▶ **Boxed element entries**
-- start --

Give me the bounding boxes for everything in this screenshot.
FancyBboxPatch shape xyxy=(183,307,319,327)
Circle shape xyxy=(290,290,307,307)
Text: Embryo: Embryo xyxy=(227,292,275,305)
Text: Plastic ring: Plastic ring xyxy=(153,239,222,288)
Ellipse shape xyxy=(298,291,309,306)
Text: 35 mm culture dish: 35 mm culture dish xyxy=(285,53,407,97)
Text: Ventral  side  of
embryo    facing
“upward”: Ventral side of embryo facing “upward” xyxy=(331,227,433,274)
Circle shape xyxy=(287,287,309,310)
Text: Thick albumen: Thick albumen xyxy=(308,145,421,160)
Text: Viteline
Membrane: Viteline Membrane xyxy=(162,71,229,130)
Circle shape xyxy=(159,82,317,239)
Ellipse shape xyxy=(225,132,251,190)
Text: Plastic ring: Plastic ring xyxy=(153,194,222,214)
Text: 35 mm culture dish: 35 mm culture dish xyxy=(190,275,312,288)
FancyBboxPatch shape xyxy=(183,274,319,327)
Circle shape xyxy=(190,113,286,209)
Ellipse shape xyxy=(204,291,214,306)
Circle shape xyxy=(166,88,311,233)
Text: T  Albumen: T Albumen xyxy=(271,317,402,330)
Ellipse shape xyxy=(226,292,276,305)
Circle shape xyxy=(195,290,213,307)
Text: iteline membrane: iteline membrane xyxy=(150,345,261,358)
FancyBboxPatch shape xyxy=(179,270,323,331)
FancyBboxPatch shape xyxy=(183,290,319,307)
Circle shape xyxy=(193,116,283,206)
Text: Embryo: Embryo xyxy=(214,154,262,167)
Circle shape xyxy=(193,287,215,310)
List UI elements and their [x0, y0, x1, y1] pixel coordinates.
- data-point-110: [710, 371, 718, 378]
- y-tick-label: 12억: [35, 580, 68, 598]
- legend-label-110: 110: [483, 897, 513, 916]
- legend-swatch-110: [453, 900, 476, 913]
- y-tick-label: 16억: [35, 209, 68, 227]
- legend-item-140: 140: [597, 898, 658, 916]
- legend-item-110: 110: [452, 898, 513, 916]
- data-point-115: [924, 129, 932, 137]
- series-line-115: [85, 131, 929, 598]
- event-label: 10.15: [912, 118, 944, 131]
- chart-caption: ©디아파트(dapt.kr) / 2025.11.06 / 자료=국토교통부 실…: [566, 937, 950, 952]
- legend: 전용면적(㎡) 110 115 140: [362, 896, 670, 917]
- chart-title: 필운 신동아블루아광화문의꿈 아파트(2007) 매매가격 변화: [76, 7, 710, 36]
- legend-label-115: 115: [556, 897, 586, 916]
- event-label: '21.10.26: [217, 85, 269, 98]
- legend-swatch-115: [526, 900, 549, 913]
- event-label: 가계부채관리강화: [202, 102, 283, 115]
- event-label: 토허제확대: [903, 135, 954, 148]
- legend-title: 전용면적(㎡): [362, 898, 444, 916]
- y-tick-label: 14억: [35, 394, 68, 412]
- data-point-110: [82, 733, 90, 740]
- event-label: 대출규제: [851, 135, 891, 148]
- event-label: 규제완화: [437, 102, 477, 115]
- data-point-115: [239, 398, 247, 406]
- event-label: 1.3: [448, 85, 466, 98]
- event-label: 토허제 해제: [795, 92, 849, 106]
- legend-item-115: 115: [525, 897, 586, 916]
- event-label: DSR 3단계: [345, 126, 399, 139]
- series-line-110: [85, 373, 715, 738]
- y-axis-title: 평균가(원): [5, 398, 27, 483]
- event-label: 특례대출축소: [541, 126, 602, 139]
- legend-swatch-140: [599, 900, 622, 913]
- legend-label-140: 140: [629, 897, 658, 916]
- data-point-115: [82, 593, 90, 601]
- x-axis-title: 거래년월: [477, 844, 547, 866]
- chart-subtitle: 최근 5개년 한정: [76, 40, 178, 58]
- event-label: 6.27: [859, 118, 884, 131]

-- end --

▶ **Problem details**
Retype every line of the records above, character for character, with nothing changed or left out.

▶ **Correct output**
Give me the bounding boxes for everything in this screenshot.
FancyBboxPatch shape xyxy=(183,307,319,327)
Circle shape xyxy=(290,290,307,307)
Text: Embryo: Embryo xyxy=(227,292,275,305)
Text: Plastic ring: Plastic ring xyxy=(153,239,222,288)
Ellipse shape xyxy=(298,291,309,306)
Text: 35 mm culture dish: 35 mm culture dish xyxy=(285,53,407,97)
Text: Ventral  side  of
embryo    facing
“upward”: Ventral side of embryo facing “upward” xyxy=(331,227,433,274)
Circle shape xyxy=(287,287,309,310)
Text: Thick albumen: Thick albumen xyxy=(308,145,421,160)
Text: Viteline
Membrane: Viteline Membrane xyxy=(162,71,229,130)
Circle shape xyxy=(159,82,317,239)
Ellipse shape xyxy=(225,132,251,190)
Text: Plastic ring: Plastic ring xyxy=(153,194,222,214)
Text: 35 mm culture dish: 35 mm culture dish xyxy=(190,275,312,288)
FancyBboxPatch shape xyxy=(183,274,319,327)
Circle shape xyxy=(190,113,286,209)
Ellipse shape xyxy=(204,291,214,306)
Circle shape xyxy=(166,88,311,233)
Text: T  Albumen: T Albumen xyxy=(271,317,402,330)
Ellipse shape xyxy=(226,292,276,305)
Circle shape xyxy=(195,290,213,307)
Text: iteline membrane: iteline membrane xyxy=(150,345,261,358)
FancyBboxPatch shape xyxy=(179,270,323,331)
FancyBboxPatch shape xyxy=(183,290,319,307)
Circle shape xyxy=(193,116,283,206)
Text: Embryo: Embryo xyxy=(214,154,262,167)
Circle shape xyxy=(193,287,215,310)
List UI elements and their [x0, y0, x1, y1] pixel coordinates.
- data-point-110: [710, 371, 718, 378]
- y-tick-label: 12억: [35, 580, 68, 598]
- legend-label-110: 110: [483, 897, 513, 916]
- legend-swatch-110: [453, 900, 476, 913]
- y-tick-label: 16억: [35, 209, 68, 227]
- legend-item-140: 140: [597, 898, 658, 916]
- legend-item-110: 110: [452, 898, 513, 916]
- data-point-115: [924, 129, 932, 137]
- series-line-115: [85, 131, 929, 598]
- event-label: 10.15: [912, 118, 944, 131]
- chart-caption: ©디아파트(dapt.kr) / 2025.11.06 / 자료=국토교통부 실…: [566, 937, 950, 952]
- legend: 전용면적(㎡) 110 115 140: [362, 896, 670, 917]
- chart-title: 필운 신동아블루아광화문의꿈 아파트(2007) 매매가격 변화: [76, 7, 710, 36]
- legend-label-115: 115: [556, 897, 586, 916]
- event-label: '21.10.26: [217, 85, 269, 98]
- legend-swatch-115: [526, 900, 549, 913]
- event-label: 가계부채관리강화: [202, 102, 283, 115]
- event-label: 토허제확대: [903, 135, 954, 148]
- legend-title: 전용면적(㎡): [362, 898, 444, 916]
- y-tick-label: 14억: [35, 394, 68, 412]
- data-point-110: [82, 733, 90, 740]
- event-label: 대출규제: [851, 135, 891, 148]
- event-label: 규제완화: [437, 102, 477, 115]
- data-point-115: [239, 398, 247, 406]
- event-label: 1.3: [448, 85, 466, 98]
- event-label: 토허제 해제: [795, 92, 849, 106]
- legend-item-115: 115: [525, 897, 586, 916]
- event-label: DSR 3단계: [345, 126, 399, 139]
- series-line-110: [85, 373, 715, 738]
- y-axis-title: 평균가(원): [5, 398, 27, 483]
- event-label: 특례대출축소: [541, 126, 602, 139]
- legend-swatch-140: [599, 900, 622, 913]
- legend-label-140: 140: [629, 897, 658, 916]
- data-point-115: [82, 593, 90, 601]
- x-axis-title: 거래년월: [477, 844, 547, 866]
- chart-subtitle: 최근 5개년 한정: [76, 40, 178, 58]
- event-label: 6.27: [859, 118, 884, 131]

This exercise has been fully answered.